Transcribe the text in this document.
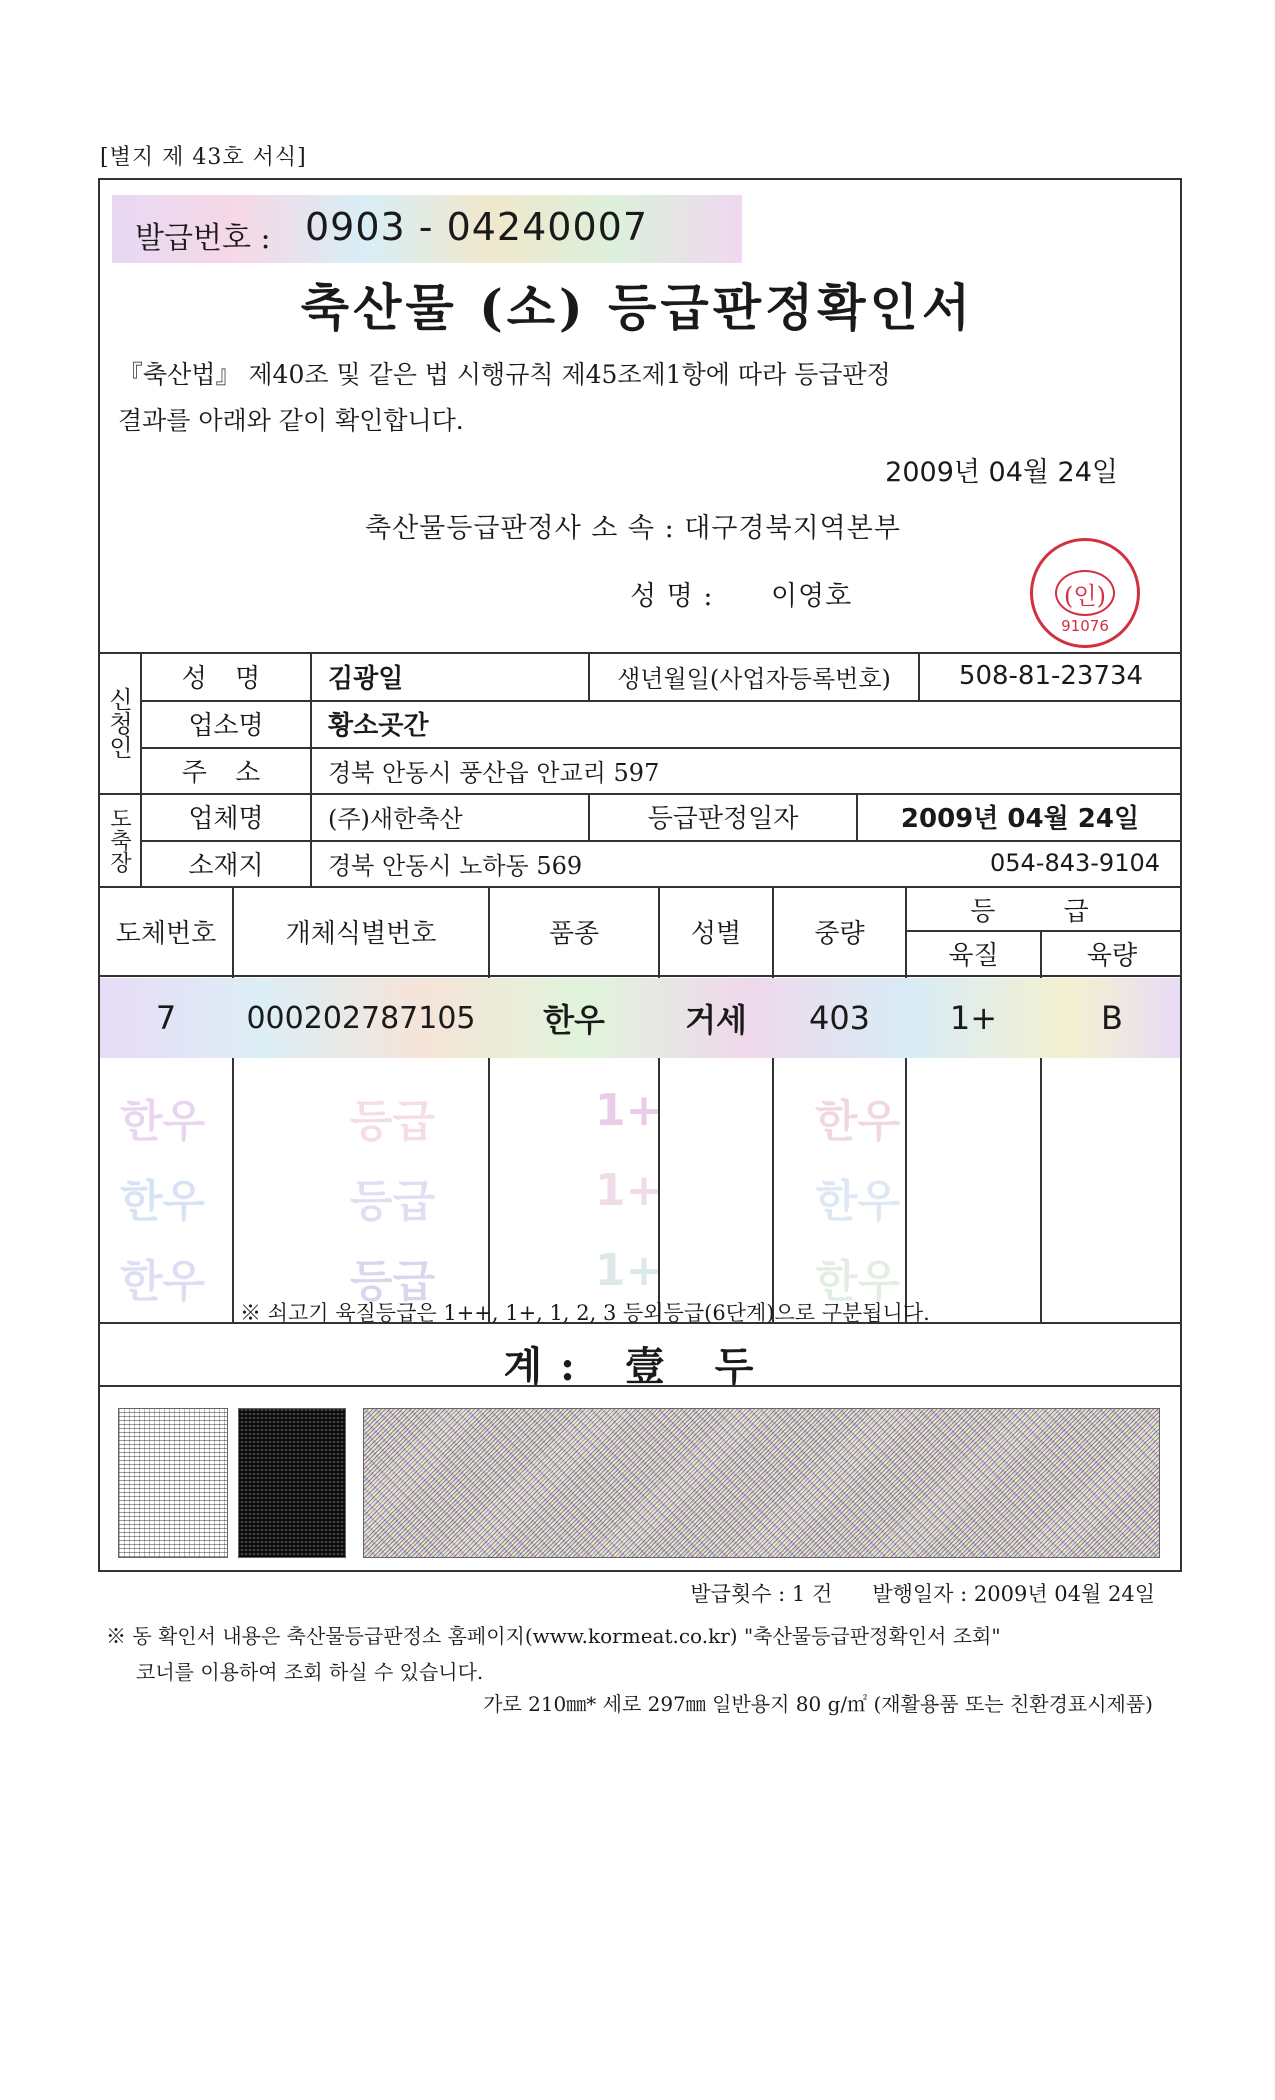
[별지 제 43호 서식]
발급번호 : 0903 - 04240007
축산물 (소) 등급판정확인서
『축산법』 제40조 및 같은 법 시행규칙 제45조제1항에 따라 등급판정
결과를 아래와 같이 확인합니다.
2009년 04월 24일
축산물등급판정사 소 속 : 대구경북지역본부
성 명 : 이영호	(인)
91076
신청인
성 명	김광일	생년월일(사업자등록번호)	508-81-23734
업소명	황소곳간
주 소	경북 안동시 풍산읍 안교리 597
도축장	업체명	(주)새한축산	등급판정일자	2009년 04월 24일
소재지	경북 안동시 노하동 569	054-843-9104
도체번호	개체식별번호	품종	성별	중량
등 급
육질	육량
7	000202787105	한우	거세	403	1+	B
한우	등급	1+	한우
한우	등급	1+	한우
한우	등급	1+	한우
※ 쇠고기 육질등급은 1++, 1+, 1, 2, 3 등외등급(6단계)으로 구분됩니다.
계: 壹 두
발급횟수 : 1 건 발행일자 : 2009년 04월 24일
※ 동 확인서 내용은 축산물등급판정소 홈페이지(www.kormeat.co.kr) "축산물등급판정확인서 조회"
코너를 이용하여 조회 하실 수 있습니다.
가로 210㎜* 세로 297㎜ 일반용지 80 g/㎡ (재활용품 또는 친환경표시제품)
-----
WHAT TO PRODUCE — Will you restate every entry word for word and omit the images?

RESPONSE TO THIS EXERCISE —
Transcribe the text in this document.
[별지 제 43호 서식]
발급번호 : 0903 - 04240007
축산물 (소) 등급판정확인서
『축산법』 제40조 및 같은 법 시행규칙 제45조제1항에 따라 등급판정
결과를 아래와 같이 확인합니다.
2009년 04월 24일
축산물등급판정사 소 속 : 대구경북지역본부
성 명 : 이영호	(인)
91076
신청인
성 명	김광일	생년월일(사업자등록번호)	508-81-23734
업소명	황소곳간
주 소	경북 안동시 풍산읍 안교리 597
도축장	업체명	(주)새한축산	등급판정일자	2009년 04월 24일
소재지	경북 안동시 노하동 569	054-843-9104
도체번호	개체식별번호	품종	성별	중량
등 급
육질	육량
7	000202787105	한우	거세	403	1+	B
한우	등급	1+	한우
한우	등급	1+	한우
한우	등급	1+	한우
※ 쇠고기 육질등급은 1++, 1+, 1, 2, 3 등외등급(6단계)으로 구분됩니다.
계: 壹 두
발급횟수 : 1 건 발행일자 : 2009년 04월 24일
※ 동 확인서 내용은 축산물등급판정소 홈페이지(www.kormeat.co.kr) "축산물등급판정확인서 조회"
코너를 이용하여 조회 하실 수 있습니다.
가로 210㎜* 세로 297㎜ 일반용지 80 g/㎡ (재활용품 또는 친환경표시제품)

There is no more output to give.